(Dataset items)
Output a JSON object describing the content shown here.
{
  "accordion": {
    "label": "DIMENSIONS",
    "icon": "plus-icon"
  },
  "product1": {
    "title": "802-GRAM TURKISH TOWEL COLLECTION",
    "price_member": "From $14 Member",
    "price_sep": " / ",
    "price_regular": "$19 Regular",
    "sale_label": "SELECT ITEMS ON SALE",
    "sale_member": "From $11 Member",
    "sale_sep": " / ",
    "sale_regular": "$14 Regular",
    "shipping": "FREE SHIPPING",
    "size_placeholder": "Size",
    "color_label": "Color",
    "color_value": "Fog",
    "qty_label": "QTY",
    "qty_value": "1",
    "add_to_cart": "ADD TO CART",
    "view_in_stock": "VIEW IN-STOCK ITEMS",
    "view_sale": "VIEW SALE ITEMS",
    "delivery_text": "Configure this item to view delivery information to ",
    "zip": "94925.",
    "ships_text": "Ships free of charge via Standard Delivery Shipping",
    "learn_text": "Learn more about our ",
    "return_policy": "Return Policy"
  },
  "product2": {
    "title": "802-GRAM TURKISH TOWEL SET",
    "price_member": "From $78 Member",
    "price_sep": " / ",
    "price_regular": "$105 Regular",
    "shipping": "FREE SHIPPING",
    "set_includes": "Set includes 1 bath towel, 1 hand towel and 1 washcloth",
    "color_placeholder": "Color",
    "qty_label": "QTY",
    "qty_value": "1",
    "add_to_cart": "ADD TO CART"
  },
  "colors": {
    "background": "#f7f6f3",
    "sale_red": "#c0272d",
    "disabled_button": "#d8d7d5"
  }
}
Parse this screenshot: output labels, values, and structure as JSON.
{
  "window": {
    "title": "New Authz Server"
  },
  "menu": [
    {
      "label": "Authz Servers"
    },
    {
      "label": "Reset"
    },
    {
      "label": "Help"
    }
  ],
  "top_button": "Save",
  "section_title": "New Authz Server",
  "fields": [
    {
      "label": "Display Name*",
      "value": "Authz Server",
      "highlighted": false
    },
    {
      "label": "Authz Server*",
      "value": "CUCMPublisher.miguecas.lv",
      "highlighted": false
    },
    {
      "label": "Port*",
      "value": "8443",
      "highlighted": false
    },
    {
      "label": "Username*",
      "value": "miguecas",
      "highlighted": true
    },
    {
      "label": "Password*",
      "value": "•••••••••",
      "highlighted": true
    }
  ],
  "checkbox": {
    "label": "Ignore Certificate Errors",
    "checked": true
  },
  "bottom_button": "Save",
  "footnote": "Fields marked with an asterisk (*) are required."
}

Task directions – Write out, word for word, every line from the one containing "Parse this screenshot: output" through the last line of the records above.

Task answer –
Parse this screenshot: output labels, values, and structure as JSON.
{
  "window": {
    "title": "New Authz Server"
  },
  "menu": [
    {
      "label": "Authz Servers"
    },
    {
      "label": "Reset"
    },
    {
      "label": "Help"
    }
  ],
  "top_button": "Save",
  "section_title": "New Authz Server",
  "fields": [
    {
      "label": "Display Name*",
      "value": "Authz Server",
      "highlighted": false
    },
    {
      "label": "Authz Server*",
      "value": "CUCMPublisher.miguecas.lv",
      "highlighted": false
    },
    {
      "label": "Port*",
      "value": "8443",
      "highlighted": false
    },
    {
      "label": "Username*",
      "value": "miguecas",
      "highlighted": true
    },
    {
      "label": "Password*",
      "value": "•••••••••",
      "highlighted": true
    }
  ],
  "checkbox": {
    "label": "Ignore Certificate Errors",
    "checked": true
  },
  "bottom_button": "Save",
  "footnote": "Fields marked with an asterisk (*) are required."
}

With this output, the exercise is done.